Both patient and family may be under the assumption that pain is inevitable and may even become difficult to manage. Patients may resort to dealing with pain and discomfort silently in an attempt to deny that their physical condition is in a state of decline.19

In the terminally ill patient’s case, there is no basis for any fear regarding “becoming addicted” to a opioid given for pain. The legal use of opioid medications for pain is totally appropriate and a welcome relief from the severe pain that plagues many hospice patients. The terminally ill patient who suffers from severe pain needs these medications to relieve that pain. Using opioid medications for the terminally ill patient is truly compassionate and humane. Although the issue of addiction is of concern to many, it is important to stress that it is normal for patients in pain to require increasing doses of analgesics to manage pain. This is most often a reflection of inadequate dosage rather than addiction.

Opioids such as morphine have no ceiling and have been shown to relieve all types of pain.15 Short term studies have shown that elderly patients are more sensitive than younger patients to the pain relieving properties of these drugs.16,17 Advanced age is associated with a prolonged serum half-life for most opiate drugs.18 Thus, elderly patients may achieve pain relief from doses of opiate drugs that are smaller than those required by younger patients. Pain management in the elderly is often complicated by difficulties in pain assessment and under-reporting. It is important to help both families and patients understand that pain need not be present during care. Additionally, if pain is present, it can be controlled and managed quickly via both long and short acting opioids (short acting for “breakthrough” pain) by mouth (p.o.), or sub-lingual (s.l.), trans-dermal patch, suppository (p.r.), or intrathecal pump.

The best pain management requires an informed patient who is willing to report pain, and to voice complaints if pain is not controlled. Unfortunately, it is the rule rather than the exception that patients must volunteer that they are in pain before health professionals take notice. Unrecognized pain is untreated pain.

‘Subjective’ Pain Management Approach Needed

Treatment of pain must be one of the top priorities in hospice care. Changing medical practice is difficult, and improving pain management may be especially difficult. As our population of geriatric patients continues to rapidly expand, it is time to critically assess and remove the barriers to providing excellent palliative care and effective pain management to all patients.

Hospice’s goal is to reduce pain to a level that is acceptable to the patient—namely, a totally “subjective” approach to care.

Principles of pain management in hospice should include a recognition that pain is subjective and pain can be controlled at the end of life, and that care should:

  • assess and re-assess pain continually
  • use standardized pain assessment tools (such as Pain Diary)19
  • use “around the clock” analgesics as well as PRN “breakthrough” analgesics
  • include non-pharmaceutical interventions
  • provide ongoing instructions to patients and families


Ample evidence indicates that patients, their families, and the public are becoming less tolerant of poor pain management. That intolerance may prove to be the ultimate driving force behind improving care of terminally-ill patients with pain.

Three main principles should be followed in providing pain control at end of life when utilizing the hospice interdisciplinary team:

  1. Pain can be controlled in most patients by following the World Health Organization’s step care approach.20
  2. Acute or escalating pain is a medical emergency that requires prompt attention.
  3. Addiction is not an issue in patients with a terminal disease. When pain is treated appropriately, addiction problems are rare to non-existent.

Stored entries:
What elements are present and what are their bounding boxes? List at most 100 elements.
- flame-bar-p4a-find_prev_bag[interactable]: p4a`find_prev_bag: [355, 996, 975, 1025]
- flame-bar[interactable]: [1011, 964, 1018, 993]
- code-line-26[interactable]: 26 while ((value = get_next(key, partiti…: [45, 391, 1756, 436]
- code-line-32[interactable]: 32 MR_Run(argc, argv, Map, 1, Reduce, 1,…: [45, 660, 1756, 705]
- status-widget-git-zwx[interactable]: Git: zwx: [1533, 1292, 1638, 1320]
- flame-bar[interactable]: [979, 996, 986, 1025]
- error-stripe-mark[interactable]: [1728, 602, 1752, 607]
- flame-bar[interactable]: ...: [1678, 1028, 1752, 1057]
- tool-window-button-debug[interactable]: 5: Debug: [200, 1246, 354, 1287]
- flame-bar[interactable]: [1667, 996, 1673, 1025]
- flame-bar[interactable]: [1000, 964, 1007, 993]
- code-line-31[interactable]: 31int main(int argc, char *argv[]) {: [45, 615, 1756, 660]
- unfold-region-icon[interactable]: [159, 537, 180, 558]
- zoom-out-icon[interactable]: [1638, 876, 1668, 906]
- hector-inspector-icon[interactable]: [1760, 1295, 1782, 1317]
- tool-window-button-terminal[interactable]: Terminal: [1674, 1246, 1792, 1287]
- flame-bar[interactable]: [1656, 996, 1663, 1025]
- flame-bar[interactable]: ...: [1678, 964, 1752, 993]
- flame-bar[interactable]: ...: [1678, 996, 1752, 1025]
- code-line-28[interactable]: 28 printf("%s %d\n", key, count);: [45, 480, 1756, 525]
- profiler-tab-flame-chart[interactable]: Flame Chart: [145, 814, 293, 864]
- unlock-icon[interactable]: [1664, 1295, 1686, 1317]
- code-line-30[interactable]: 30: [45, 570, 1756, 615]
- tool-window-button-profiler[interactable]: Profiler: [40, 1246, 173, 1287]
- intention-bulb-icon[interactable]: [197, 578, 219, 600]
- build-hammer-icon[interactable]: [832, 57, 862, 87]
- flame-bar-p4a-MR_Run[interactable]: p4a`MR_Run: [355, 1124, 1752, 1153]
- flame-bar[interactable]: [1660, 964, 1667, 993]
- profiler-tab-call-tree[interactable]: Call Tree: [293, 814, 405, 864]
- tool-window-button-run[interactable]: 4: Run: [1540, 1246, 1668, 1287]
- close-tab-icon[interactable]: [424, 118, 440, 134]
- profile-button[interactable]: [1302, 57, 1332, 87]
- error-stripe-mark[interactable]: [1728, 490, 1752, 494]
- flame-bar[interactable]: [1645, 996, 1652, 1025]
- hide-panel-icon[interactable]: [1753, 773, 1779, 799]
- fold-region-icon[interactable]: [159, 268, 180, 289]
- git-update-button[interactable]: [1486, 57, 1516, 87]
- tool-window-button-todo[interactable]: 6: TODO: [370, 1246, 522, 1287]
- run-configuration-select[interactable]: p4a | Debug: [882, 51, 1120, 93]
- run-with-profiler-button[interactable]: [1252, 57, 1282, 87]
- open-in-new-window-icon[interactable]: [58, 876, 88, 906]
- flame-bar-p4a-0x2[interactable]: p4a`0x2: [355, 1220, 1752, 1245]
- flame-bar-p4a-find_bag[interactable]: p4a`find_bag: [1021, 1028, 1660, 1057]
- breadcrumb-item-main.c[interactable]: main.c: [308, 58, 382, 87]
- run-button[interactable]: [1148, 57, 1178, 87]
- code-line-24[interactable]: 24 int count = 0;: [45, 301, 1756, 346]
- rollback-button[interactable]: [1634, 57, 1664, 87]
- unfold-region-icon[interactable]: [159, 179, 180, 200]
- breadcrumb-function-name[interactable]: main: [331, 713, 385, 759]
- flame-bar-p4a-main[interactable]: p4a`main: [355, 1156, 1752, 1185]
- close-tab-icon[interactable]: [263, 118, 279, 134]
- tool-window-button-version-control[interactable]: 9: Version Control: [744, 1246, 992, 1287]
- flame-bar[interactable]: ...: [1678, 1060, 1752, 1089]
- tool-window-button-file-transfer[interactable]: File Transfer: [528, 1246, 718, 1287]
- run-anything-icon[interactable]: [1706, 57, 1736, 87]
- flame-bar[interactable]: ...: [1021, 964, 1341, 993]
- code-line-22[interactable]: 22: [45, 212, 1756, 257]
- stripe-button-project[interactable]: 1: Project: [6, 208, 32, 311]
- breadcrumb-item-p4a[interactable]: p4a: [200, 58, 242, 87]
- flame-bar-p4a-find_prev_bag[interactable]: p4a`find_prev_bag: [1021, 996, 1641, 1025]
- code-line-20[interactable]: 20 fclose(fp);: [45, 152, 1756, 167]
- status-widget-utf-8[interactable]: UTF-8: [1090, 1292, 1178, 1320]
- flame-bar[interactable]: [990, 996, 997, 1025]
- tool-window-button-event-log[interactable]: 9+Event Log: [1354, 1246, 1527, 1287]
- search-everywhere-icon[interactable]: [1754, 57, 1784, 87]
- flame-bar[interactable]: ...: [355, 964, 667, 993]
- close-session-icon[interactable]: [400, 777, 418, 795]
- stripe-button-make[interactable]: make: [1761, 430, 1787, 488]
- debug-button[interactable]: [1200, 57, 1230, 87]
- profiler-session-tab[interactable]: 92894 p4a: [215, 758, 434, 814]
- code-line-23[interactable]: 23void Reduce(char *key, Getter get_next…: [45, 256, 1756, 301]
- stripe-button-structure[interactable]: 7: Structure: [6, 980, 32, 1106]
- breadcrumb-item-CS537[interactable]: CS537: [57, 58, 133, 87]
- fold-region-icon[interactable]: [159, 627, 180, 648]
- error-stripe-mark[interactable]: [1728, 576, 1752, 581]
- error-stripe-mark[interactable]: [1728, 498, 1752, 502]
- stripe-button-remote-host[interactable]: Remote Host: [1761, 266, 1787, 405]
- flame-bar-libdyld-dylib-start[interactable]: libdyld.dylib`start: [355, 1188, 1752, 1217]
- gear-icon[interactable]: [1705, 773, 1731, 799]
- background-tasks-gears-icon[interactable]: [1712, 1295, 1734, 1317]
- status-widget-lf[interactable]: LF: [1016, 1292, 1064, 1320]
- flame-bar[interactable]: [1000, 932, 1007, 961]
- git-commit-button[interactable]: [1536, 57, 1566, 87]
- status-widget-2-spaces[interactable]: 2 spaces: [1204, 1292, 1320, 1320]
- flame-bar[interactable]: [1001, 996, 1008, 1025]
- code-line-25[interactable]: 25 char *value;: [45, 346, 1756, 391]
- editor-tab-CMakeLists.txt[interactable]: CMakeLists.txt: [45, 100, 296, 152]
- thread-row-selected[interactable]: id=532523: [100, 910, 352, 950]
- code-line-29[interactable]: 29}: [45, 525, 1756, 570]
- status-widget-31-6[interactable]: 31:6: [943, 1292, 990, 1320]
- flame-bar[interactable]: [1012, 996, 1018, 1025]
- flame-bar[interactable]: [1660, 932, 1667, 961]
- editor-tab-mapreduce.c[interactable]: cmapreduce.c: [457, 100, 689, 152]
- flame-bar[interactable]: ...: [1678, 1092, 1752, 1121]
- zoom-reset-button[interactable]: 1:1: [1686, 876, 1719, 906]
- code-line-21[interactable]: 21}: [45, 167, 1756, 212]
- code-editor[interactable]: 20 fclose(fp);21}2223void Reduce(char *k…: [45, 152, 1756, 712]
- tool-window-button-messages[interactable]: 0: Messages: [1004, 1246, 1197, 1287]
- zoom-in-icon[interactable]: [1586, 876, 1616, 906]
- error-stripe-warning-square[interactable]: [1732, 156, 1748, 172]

APPLY WHAT YOU READ:
1 – Duplicate the passage on hospice pain management from "1. Pain can" up to and including "requires prompt attention.".
2 – Answer these questions using the passage on hospice pain management:
(a) According to the passage, what do opioids such as morphine have none of?
(b) What is hospice's stated goal regarding a patient's pain?
(c) Whose step care approach does the passage say can control pain in most patients?

RESPONSES IN ORDER:
1 –
1. Pain can be controlled in most patients by following the World Health Organization’s step care approach.20
  2. Acute or escalating pain is a medical emergency that requires prompt attention.

2 –
(a) A ceiling.
(b) To reduce pain to a level that is acceptable to the patient.
(c) The World Health Organization's.